JOB:
How many lines of the entries below include the word "فيها"? Answer with the number alone.

STORED DATA:
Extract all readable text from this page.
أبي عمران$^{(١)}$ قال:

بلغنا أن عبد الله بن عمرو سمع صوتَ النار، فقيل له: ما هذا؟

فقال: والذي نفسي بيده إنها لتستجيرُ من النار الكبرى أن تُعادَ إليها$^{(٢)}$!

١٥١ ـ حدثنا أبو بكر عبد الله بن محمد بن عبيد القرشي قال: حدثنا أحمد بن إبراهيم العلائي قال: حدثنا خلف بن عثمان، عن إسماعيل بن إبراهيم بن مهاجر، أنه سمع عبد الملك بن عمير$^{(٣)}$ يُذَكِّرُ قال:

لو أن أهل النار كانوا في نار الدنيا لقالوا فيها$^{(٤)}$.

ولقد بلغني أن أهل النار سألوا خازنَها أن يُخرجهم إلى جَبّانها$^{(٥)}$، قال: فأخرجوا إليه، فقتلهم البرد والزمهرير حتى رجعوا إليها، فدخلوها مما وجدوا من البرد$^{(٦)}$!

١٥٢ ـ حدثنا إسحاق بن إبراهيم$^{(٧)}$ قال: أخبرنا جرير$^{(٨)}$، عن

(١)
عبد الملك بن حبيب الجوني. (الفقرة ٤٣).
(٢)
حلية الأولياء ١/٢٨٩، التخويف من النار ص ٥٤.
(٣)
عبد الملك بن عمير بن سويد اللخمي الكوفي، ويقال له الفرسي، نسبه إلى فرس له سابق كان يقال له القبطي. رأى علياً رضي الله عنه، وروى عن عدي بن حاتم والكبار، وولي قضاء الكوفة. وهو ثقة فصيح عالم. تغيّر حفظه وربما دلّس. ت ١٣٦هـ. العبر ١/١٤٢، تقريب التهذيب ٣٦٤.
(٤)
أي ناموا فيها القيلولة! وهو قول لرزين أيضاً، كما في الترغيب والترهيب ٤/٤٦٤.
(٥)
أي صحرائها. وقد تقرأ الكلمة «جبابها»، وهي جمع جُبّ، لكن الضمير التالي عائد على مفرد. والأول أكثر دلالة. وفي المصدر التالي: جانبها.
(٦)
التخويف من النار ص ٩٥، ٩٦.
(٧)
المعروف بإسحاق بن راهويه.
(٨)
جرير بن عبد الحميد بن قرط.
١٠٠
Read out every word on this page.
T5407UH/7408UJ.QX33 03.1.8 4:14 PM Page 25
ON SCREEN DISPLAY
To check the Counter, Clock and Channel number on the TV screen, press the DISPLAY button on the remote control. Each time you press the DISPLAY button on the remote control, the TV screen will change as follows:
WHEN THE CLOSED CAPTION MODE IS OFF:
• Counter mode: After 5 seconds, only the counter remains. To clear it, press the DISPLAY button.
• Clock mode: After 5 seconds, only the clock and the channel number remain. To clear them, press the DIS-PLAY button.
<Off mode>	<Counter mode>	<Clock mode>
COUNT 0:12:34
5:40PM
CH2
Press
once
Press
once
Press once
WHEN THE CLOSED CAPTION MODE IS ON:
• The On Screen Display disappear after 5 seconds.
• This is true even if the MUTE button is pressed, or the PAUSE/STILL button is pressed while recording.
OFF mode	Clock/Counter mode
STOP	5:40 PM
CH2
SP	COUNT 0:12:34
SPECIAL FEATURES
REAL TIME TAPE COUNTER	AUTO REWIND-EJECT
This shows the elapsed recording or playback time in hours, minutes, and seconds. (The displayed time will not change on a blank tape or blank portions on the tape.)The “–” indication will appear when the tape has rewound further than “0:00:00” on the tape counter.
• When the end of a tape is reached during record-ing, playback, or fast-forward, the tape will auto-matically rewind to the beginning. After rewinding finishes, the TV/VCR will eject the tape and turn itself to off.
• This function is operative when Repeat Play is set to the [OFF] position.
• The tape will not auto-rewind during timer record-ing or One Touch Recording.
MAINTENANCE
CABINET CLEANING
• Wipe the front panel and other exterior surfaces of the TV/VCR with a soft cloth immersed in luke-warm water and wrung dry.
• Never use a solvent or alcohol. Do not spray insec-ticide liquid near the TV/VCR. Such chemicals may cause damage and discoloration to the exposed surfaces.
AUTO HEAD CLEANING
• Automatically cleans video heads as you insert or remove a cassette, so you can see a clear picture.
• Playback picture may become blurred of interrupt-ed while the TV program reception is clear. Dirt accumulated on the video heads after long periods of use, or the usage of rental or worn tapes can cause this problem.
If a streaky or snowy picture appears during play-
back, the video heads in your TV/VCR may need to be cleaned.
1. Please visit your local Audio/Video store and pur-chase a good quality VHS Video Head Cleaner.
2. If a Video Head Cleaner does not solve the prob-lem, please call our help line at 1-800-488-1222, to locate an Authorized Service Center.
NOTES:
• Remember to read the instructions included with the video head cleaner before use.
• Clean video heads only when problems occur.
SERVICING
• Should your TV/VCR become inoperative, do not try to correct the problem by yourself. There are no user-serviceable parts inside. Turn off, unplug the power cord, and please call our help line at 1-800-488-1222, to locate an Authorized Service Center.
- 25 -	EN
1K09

RESPONSE TO THE TASK:
2